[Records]
- - -
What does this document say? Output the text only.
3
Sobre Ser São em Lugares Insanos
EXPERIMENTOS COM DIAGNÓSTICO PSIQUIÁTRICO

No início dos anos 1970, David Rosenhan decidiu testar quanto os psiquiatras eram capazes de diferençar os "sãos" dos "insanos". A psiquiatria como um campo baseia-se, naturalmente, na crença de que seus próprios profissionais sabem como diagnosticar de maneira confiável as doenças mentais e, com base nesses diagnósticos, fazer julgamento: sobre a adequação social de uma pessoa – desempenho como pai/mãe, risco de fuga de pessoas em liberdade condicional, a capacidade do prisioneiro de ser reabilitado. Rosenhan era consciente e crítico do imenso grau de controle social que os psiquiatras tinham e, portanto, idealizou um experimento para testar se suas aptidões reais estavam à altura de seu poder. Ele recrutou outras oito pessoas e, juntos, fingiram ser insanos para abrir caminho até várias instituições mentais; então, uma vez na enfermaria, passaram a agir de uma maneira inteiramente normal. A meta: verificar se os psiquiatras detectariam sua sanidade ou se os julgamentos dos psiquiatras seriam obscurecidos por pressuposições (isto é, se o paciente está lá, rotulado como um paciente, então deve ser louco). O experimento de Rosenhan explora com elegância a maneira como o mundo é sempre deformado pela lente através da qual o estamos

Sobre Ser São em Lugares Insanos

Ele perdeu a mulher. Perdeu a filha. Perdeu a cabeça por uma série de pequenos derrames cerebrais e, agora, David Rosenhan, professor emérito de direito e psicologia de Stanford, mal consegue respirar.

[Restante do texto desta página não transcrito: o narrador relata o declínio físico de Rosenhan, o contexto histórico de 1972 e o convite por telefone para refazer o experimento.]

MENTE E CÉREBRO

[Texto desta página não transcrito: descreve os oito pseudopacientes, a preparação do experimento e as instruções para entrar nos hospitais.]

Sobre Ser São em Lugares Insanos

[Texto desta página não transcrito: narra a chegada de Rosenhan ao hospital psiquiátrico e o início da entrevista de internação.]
- - -
### Your instructions:
Reproduce the entire listing word for word.

### Output of the task:
What does this document say? Output the text only.
3
Sobre Ser São em Lugares Insanos
EXPERIMENTOS COM DIAGNÓSTICO PSIQUIÁTRICO

No início dos anos 1970, David Rosenhan decidiu testar quanto os psiquiatras eram capazes de diferençar os "sãos" dos "insanos". A psiquiatria como um campo baseia-se, naturalmente, na crença de que seus próprios profissionais sabem como diagnosticar de maneira confiável as doenças mentais e, com base nesses diagnósticos, fazer julgamento: sobre a adequação social de uma pessoa – desempenho como pai/mãe, risco de fuga de pessoas em liberdade condicional, a capacidade do prisioneiro de ser reabilitado. Rosenhan era consciente e crítico do imenso grau de controle social que os psiquiatras tinham e, portanto, idealizou um experimento para testar se suas aptidões reais estavam à altura de seu poder. Ele recrutou outras oito pessoas e, juntos, fingiram ser insanos para abrir caminho até várias instituições mentais; então, uma vez na enfermaria, passaram a agir de uma maneira inteiramente normal. A meta: verificar se os psiquiatras detectariam sua sanidade ou se os julgamentos dos psiquiatras seriam obscurecidos por pressuposições (isto é, se o paciente está lá, rotulado como um paciente, então deve ser louco). O experimento de Rosenhan explora com elegância a maneira como o mundo é sempre deformado pela lente através da qual o estamos

Sobre Ser São em Lugares Insanos

Ele perdeu a mulher. Perdeu a filha. Perdeu a cabeça por uma série de pequenos derrames cerebrais e, agora, David Rosenhan, professor emérito de direito e psicologia de Stanford, mal consegue respirar.

[Restante do texto desta página não transcrito: o narrador relata o declínio físico de Rosenhan, o contexto histórico de 1972 e o convite por telefone para refazer o experimento.]

MENTE E CÉREBRO

[Texto desta página não transcrito: descreve os oito pseudopacientes, a preparação do experimento e as instruções para entrar nos hospitais.]

Sobre Ser São em Lugares Insanos

[Texto desta página não transcrito: narra a chegada de Rosenhan ao hospital psiquiátrico e o início da entrevista de internação.]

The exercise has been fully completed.